GOP Lawmaker Suggests Obama Administration Employees Should Face Jail Time for Iran Cash Deal

A leading Republican critic of the Obama administration’s policy toward Iran is alleging that the U.S. government violated federal law when it delivered $400 million in cash to Tehran on the same day the country freed four American prisoners.

“I want to know what Obama administration employees were involved with this and how long do they serve in prison,” said Rep. Mike Pompeo, R-Kan., a member of the House Intelligence Committee. “There is no doubt they violated federal law when they transferred U.S. taxpayer funds to a state sponsor of terrorism.”

Pompeo’s assertion to The Daily Signal goes farther than most Republicans have gone in their criticism of how the administration handled the cash payment, which the government says was not related to the prisoner release, but the result of a settlement with Iran of a decades-old financial dispute over an uncompleted arms deal.

Because the money already belonged to Iran, and did not have to be appropriated by Congress, most lawmakers and observers say the administration acted lawfully. Critics are more concerned that if Iran considers the $400 million to be a ransom payment, Tehran will be encouraged to seek similar terms for other dual national hostages it unlawfully holds.

“While I think the $400 million cash payment was handled in an incredibly stupid way, I don’t agree with Rep. Pompeo that the administration violated the law,” Patrick Clawson, the director of research at the Washington Institute for Near East Policy, said in an interview with The Daily Signal. “The money is coming from a settlement account, which is frequently used for nonappropriated purposes. They’ve been in meetings trying to settle this claim for 20 years.”

Other observers say the administration should have informed Congress about the details of the $400 million cash payment before it happened.

“It may not be a legal issue, but it’s a best practices issue,” John Hannah, a senior fellow at the Foundation for Defense of Democracies, said in a interview with The Daily Signal.

“These were sanctions established by Congress and for the president then to seek to circumvent them, even if it’s technically legal, without notification or consultation with Congress, is just bad practice and something the Congress ought to be upset about,” added Hannah, who was the national security adviser for Vice President Dick Cheney in the George W. Bush administration.

Pompeo, however, is asking for more. He told The Daily Signal he plans to send letters to the Treasury and Justice departments in the coming days seeking more information on who in the administration authorized the $400 million payment to Iran, and the government’s justification that the transaction was lawful.
* * * * *
Exercise requirements -
[1] Please rewrite the records, from their first line up to and including the line with "- message-author[interactable]: 95: [153, 545, 175, 560]", as a JSON list of strings with one string per line and blank lines left out.
[2] Continue the article about the $400 million cash payment to Iran from its last sentence.

Material to process -
* * * * *
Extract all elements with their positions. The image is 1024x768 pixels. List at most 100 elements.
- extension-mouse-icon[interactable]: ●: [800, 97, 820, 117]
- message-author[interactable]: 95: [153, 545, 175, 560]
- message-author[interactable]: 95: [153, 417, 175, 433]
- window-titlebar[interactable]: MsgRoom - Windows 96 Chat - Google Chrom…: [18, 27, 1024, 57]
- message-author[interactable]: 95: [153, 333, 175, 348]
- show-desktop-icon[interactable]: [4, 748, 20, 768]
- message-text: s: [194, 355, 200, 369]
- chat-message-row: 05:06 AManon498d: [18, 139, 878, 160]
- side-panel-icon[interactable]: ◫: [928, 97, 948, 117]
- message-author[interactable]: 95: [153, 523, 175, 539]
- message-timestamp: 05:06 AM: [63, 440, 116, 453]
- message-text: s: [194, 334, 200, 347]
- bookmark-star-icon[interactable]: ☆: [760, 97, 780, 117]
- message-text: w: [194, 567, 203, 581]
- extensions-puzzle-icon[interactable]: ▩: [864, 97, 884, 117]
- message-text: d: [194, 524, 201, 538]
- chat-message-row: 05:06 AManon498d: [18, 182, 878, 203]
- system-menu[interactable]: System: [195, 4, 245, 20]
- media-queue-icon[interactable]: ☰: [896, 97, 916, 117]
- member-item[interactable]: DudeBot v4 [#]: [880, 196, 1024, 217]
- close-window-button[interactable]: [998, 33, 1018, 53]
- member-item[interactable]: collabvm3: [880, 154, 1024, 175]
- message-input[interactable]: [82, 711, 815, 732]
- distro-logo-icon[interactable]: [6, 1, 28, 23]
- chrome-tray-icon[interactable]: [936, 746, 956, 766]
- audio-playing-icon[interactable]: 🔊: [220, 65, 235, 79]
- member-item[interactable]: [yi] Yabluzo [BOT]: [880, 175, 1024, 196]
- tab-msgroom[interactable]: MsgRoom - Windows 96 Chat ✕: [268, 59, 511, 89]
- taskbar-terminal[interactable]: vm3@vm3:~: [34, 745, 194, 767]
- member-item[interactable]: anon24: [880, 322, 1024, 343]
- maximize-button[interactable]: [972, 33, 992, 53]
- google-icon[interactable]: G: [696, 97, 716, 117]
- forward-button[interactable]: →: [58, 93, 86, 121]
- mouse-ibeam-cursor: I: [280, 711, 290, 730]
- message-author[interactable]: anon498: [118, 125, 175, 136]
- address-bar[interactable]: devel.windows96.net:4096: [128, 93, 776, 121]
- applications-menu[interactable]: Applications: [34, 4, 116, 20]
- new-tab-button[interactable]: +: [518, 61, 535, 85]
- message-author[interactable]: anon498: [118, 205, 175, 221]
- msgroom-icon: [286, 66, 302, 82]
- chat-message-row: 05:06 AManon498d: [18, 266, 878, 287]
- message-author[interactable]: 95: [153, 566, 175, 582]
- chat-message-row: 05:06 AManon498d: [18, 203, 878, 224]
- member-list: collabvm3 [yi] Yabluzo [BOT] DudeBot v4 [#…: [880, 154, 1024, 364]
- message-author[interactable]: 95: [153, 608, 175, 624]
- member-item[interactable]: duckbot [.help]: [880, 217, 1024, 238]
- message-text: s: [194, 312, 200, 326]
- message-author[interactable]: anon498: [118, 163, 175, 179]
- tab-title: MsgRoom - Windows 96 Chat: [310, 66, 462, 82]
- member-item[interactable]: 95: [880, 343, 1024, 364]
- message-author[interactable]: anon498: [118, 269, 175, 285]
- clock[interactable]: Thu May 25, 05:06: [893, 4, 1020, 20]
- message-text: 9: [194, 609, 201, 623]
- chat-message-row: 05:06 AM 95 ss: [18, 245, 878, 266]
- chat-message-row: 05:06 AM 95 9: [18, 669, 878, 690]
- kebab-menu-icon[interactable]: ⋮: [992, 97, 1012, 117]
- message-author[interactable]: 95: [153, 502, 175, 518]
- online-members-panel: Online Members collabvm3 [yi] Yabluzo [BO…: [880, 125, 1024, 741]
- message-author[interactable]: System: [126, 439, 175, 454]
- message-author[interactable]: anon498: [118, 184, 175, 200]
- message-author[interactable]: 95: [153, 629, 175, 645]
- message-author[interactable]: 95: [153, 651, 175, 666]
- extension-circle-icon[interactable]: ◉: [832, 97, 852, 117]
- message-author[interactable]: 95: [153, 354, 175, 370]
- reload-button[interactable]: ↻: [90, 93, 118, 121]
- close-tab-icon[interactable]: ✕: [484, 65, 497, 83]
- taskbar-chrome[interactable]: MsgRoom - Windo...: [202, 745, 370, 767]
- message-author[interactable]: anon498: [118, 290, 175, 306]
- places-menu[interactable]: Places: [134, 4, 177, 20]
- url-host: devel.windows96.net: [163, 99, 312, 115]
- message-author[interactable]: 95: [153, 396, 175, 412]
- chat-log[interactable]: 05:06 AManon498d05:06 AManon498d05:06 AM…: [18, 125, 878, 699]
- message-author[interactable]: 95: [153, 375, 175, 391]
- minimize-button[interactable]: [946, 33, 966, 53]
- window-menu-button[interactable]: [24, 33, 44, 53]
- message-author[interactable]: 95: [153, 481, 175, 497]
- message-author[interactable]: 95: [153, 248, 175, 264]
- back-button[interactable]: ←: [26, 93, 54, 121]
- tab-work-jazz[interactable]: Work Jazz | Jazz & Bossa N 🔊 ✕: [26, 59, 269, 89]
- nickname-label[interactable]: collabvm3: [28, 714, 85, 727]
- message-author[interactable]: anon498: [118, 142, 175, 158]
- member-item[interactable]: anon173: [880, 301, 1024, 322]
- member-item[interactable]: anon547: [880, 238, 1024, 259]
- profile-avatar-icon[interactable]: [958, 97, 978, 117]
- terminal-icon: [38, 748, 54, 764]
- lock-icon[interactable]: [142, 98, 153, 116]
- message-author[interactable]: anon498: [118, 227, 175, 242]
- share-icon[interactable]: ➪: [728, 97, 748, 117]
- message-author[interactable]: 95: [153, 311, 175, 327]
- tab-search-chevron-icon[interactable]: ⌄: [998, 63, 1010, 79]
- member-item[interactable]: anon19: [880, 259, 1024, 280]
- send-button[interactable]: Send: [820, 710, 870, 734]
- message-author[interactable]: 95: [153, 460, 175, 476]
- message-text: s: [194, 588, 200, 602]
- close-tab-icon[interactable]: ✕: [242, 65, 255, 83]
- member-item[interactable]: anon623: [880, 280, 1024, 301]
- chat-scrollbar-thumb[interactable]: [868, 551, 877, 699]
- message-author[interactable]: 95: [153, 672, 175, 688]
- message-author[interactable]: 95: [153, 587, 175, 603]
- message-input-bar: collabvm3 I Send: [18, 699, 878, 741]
* * * * *
Task answers -
[1]
[
  "Extract all elements with their positions. The image is 1024x768 pixels. List at most 100 elements.",
  "- extension-mouse-icon[interactable]: ●: [800, 97, 820, 117]",
  "- message-author[interactable]: 95: [153, 545, 175, 560]"
]

[2]
“Until the president made an affirmative decision to pay that claim, it wasn’t Iran’s money,” Pompeo said in an interview. “It was American money. So they broke the law. The thrust of it is, ‘It’s illegal. You did it.’ And Congress has a role of identifying a breach of law and referring violators to the Justice Department for prosecution.”

After The Wall Street Journal last week broke the story reporting the details of the cash payment, Republican lawmakers were quick to call it a ransom, while some members of relevant congressional committees expressed frustration about not being fully informed by the Obama administration about what happened.

In January, Obama announced publicly that the U.S. and Iran had struck a deal for the U.S. to pay Tehran $1.7 billion to settle an arms deal from before the Iranian revolution of 1979. On the same day, Obama said the Iranian nuclear deal had been implemented, and that American hostages had been released.

The new Wall Street Journal story shed further light on what happened, reporting that the first installment of the $1.7 billion—the $400 million cash—had been shipped to Iran in the form of euros and Swiss francs on an unmarked cargo plan.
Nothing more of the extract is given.